The problem: Quote the data below in full, minus the images.
— start of Extracted entries —
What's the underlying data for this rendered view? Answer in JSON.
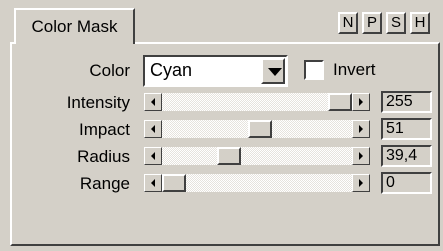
{
  "tab": {
    "label": "Color Mask"
  },
  "top_buttons": [
    "N",
    "P",
    "S",
    "H"
  ],
  "color": {
    "label": "Color",
    "selected": "Cyan",
    "invert_label": "Invert",
    "invert_checked": false
  },
  "sliders": [
    {
      "label": "Intensity",
      "value": "255",
      "fraction": 1.0
    },
    {
      "label": "Impact",
      "value": "51",
      "fraction": 0.52
    },
    {
      "label": "Radius",
      "value": "39,4",
      "fraction": 0.33
    },
    {
      "label": "Range",
      "value": "0",
      "fraction": 0.0
    }
  ]
}
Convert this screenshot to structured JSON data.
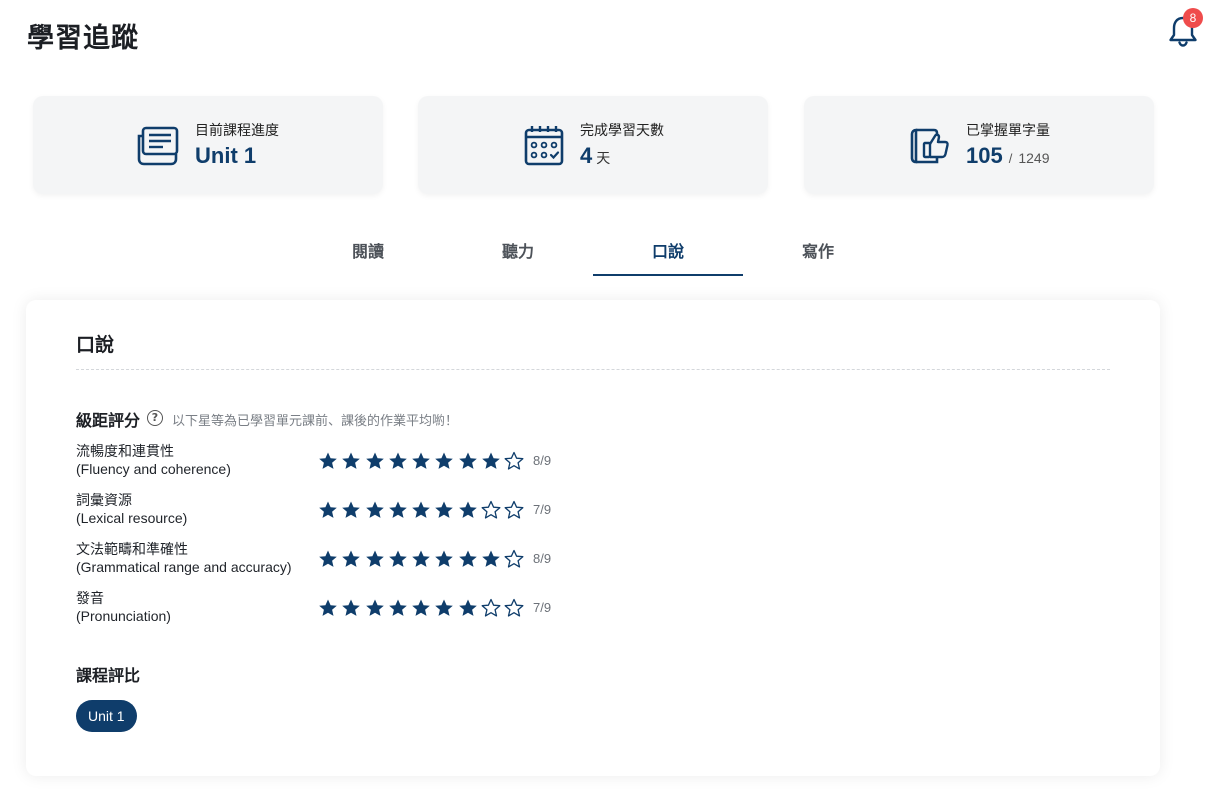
{
  "header": {
    "title": "學習追蹤",
    "notification_count": "8"
  },
  "stats": [
    {
      "label": "目前課程進度",
      "value": "Unit 1",
      "icon": "course-book-icon"
    },
    {
      "label": "完成學習天數",
      "value": "4",
      "unit": "天",
      "icon": "calendar-icon"
    },
    {
      "label": "已掌握單字量",
      "value": "105",
      "sep": "/",
      "total": "1249",
      "icon": "vocab-thumbs-up-icon"
    }
  ],
  "tabs": [
    {
      "label": "閱讀",
      "active": false
    },
    {
      "label": "聽力",
      "active": false
    },
    {
      "label": "口說",
      "active": true
    },
    {
      "label": "寫作",
      "active": false
    }
  ],
  "panel": {
    "title": "口說",
    "grade_title": "級距評分",
    "grade_hint": "以下星等為已學習單元課前、課後的作業平均喲！",
    "criteria": [
      {
        "cn": "流暢度和連貫性",
        "en": "(Fluency and coherence)",
        "score": 8,
        "max": 9,
        "score_text": "8/9"
      },
      {
        "cn": "詞彙資源",
        "en": "(Lexical resource)",
        "score": 7,
        "max": 9,
        "score_text": "7/9"
      },
      {
        "cn": "文法範疇和準確性",
        "en": "(Grammatical range and accuracy)",
        "score": 8,
        "max": 9,
        "score_text": "8/9"
      },
      {
        "cn": "發音",
        "en": "(Pronunciation)",
        "score": 7,
        "max": 9,
        "score_text": "7/9"
      }
    ],
    "course_title": "課程評比",
    "course_units": [
      "Unit 1"
    ]
  },
  "colors": {
    "primary": "#0f3d6b",
    "badge": "#ef4c4c",
    "card_bg": "#f4f5f6"
  }
}
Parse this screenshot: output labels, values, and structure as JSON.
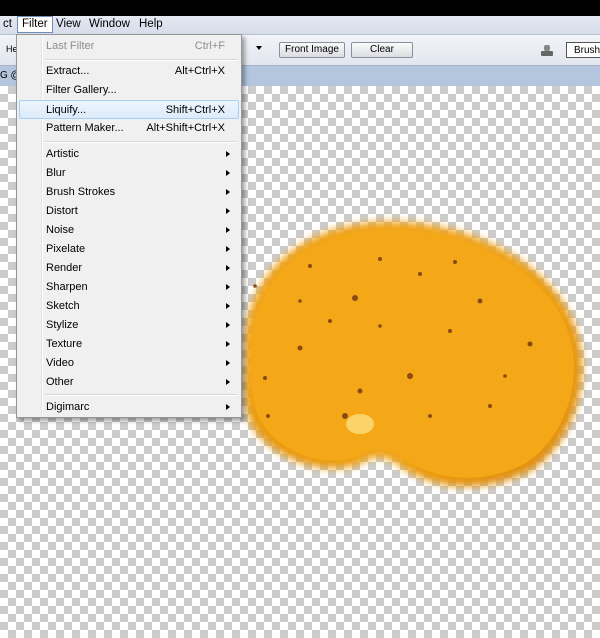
{
  "menubar": {
    "items": [
      {
        "label": "ct"
      },
      {
        "label": "Filter"
      },
      {
        "label": "View"
      },
      {
        "label": "Window"
      },
      {
        "label": "Help"
      }
    ]
  },
  "options_bar": {
    "left_label": "He",
    "front_image_label": "Front Image",
    "clear_label": "Clear",
    "brushes_label": "Brushe"
  },
  "document": {
    "tab_label": "G @"
  },
  "filter_menu": {
    "last_filter": {
      "label": "Last Filter",
      "shortcut": "Ctrl+F"
    },
    "extract": {
      "label": "Extract...",
      "shortcut": "Alt+Ctrl+X"
    },
    "filter_gallery": {
      "label": "Filter Gallery..."
    },
    "liquify": {
      "label": "Liquify...",
      "shortcut": "Shift+Ctrl+X"
    },
    "pattern_maker": {
      "label": "Pattern Maker...",
      "shortcut": "Alt+Shift+Ctrl+X"
    },
    "submenus": [
      "Artistic",
      "Blur",
      "Brush Strokes",
      "Distort",
      "Noise",
      "Pixelate",
      "Render",
      "Sharpen",
      "Sketch",
      "Stylize",
      "Texture",
      "Video",
      "Other"
    ],
    "digimarc": {
      "label": "Digimarc"
    }
  },
  "colors": {
    "blob": "#f2a818",
    "highlight": "#dcebfb"
  }
}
— end of Extracted entries —
Finished exercise:
What's the underlying data for this rendered view? Answer in JSON.
{
  "tab": {
    "label": "Color Mask"
  },
  "top_buttons": [
    "N",
    "P",
    "S",
    "H"
  ],
  "color": {
    "label": "Color",
    "selected": "Cyan",
    "invert_label": "Invert",
    "invert_checked": false
  },
  "sliders": [
    {
      "label": "Intensity",
      "value": "255",
      "fraction": 1.0
    },
    {
      "label": "Impact",
      "value": "51",
      "fraction": 0.52
    },
    {
      "label": "Radius",
      "value": "39,4",
      "fraction": 0.33
    },
    {
      "label": "Range",
      "value": "0",
      "fraction": 0.0
    }
  ]
}
Convert this screenshot to structured JSON data.
{
  "header": {
    "title": "學習追蹤",
    "notification_count": "8"
  },
  "stats": [
    {
      "label": "目前課程進度",
      "value": "Unit 1",
      "icon": "course-book-icon"
    },
    {
      "label": "完成學習天數",
      "value": "4",
      "unit": "天",
      "icon": "calendar-icon"
    },
    {
      "label": "已掌握單字量",
      "value": "105",
      "sep": "/",
      "total": "1249",
      "icon": "vocab-thumbs-up-icon"
    }
  ],
  "tabs": [
    {
      "label": "閱讀",
      "active": false
    },
    {
      "label": "聽力",
      "active": false
    },
    {
      "label": "口說",
      "active": true
    },
    {
      "label": "寫作",
      "active": false
    }
  ],
  "panel": {
    "title": "口說",
    "grade_title": "級距評分",
    "grade_hint": "以下星等為已學習單元課前、課後的作業平均喲！",
    "criteria": [
      {
        "cn": "流暢度和連貫性",
        "en": "(Fluency and coherence)",
        "score": 8,
        "max": 9,
        "score_text": "8/9"
      },
      {
        "cn": "詞彙資源",
        "en": "(Lexical resource)",
        "score": 7,
        "max": 9,
        "score_text": "7/9"
      },
      {
        "cn": "文法範疇和準確性",
        "en": "(Grammatical range and accuracy)",
        "score": 8,
        "max": 9,
        "score_text": "8/9"
      },
      {
        "cn": "發音",
        "en": "(Pronunciation)",
        "score": 7,
        "max": 9,
        "score_text": "7/9"
      }
    ],
    "course_title": "課程評比",
    "course_units": [
      "Unit 1"
    ]
  },
  "colors": {
    "primary": "#0f3d6b",
    "badge": "#ef4c4c",
    "card_bg": "#f4f5f6"
  }
}
Parse this screenshot: output labels, values, and structure as JSON.
{
  "menubar": {
    "items": [
      {
        "label": "ct"
      },
      {
        "label": "Filter"
      },
      {
        "label": "View"
      },
      {
        "label": "Window"
      },
      {
        "label": "Help"
      }
    ]
  },
  "options_bar": {
    "left_label": "He",
    "front_image_label": "Front Image",
    "clear_label": "Clear",
    "brushes_label": "Brushe"
  },
  "document": {
    "tab_label": "G @"
  },
  "filter_menu": {
    "last_filter": {
      "label": "Last Filter",
      "shortcut": "Ctrl+F"
    },
    "extract": {
      "label": "Extract...",
      "shortcut": "Alt+Ctrl+X"
    },
    "filter_gallery": {
      "label": "Filter Gallery..."
    },
    "liquify": {
      "label": "Liquify...",
      "shortcut": "Shift+Ctrl+X"
    },
    "pattern_maker": {
      "label": "Pattern Maker...",
      "shortcut": "Alt+Shift+Ctrl+X"
    },
    "submenus": [
      "Artistic",
      "Blur",
      "Brush Strokes",
      "Distort",
      "Noise",
      "Pixelate",
      "Render",
      "Sharpen",
      "Sketch",
      "Stylize",
      "Texture",
      "Video",
      "Other"
    ],
    "digimarc": {
      "label": "Digimarc"
    }
  },
  "colors": {
    "blob": "#f2a818",
    "highlight": "#dcebfb"
  }
}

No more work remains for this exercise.